◆ **What is expected**
Reply with one number: the count of lines in the data that hold the string "Bekasi".
========================================
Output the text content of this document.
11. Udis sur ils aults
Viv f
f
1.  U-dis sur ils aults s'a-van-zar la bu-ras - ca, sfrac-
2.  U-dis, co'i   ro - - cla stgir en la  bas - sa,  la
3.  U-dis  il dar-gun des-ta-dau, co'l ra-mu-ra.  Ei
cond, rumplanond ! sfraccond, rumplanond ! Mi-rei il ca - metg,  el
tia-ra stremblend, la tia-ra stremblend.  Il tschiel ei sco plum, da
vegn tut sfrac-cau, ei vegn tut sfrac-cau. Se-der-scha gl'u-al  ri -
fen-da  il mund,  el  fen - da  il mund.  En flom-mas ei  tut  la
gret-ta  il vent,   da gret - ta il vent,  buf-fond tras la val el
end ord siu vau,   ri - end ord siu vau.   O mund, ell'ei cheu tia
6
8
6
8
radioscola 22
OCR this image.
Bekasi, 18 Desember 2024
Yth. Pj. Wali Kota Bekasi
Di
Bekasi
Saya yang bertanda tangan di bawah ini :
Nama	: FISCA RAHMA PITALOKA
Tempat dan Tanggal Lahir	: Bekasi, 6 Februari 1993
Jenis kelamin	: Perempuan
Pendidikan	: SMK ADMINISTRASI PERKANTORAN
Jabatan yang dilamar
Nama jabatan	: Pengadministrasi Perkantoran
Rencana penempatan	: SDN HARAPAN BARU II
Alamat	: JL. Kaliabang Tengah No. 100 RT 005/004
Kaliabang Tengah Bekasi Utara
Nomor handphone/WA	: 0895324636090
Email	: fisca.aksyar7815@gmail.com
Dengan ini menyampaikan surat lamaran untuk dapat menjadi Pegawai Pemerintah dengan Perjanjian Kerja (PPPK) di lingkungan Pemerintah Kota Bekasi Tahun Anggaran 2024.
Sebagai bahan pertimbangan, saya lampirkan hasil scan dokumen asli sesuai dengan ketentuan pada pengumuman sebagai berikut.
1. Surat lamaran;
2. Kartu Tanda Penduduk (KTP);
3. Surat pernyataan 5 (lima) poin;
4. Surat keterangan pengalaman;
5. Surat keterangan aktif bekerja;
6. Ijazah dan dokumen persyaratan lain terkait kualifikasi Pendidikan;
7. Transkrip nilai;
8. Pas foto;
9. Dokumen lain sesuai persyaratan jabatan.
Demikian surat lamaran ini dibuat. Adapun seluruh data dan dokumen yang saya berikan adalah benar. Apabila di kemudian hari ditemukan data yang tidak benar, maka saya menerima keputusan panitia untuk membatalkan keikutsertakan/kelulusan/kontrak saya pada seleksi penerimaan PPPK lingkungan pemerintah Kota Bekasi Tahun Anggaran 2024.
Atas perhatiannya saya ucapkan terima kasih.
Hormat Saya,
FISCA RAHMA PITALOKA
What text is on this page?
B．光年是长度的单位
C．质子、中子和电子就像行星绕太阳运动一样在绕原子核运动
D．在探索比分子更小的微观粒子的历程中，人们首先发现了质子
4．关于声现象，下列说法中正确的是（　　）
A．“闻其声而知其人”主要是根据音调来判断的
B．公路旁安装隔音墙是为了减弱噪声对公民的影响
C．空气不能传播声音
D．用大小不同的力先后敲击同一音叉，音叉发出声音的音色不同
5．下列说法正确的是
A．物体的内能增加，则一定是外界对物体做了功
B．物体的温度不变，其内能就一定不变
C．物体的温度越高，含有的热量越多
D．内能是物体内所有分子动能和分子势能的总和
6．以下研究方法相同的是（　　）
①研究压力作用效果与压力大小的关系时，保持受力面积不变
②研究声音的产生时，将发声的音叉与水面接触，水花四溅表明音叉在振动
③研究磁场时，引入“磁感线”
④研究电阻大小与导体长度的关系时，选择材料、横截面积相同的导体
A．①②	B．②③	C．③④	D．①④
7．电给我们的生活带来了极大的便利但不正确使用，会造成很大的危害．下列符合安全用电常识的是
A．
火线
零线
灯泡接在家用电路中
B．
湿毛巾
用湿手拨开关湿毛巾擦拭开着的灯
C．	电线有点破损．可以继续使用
========================================
◆ **Task response**
7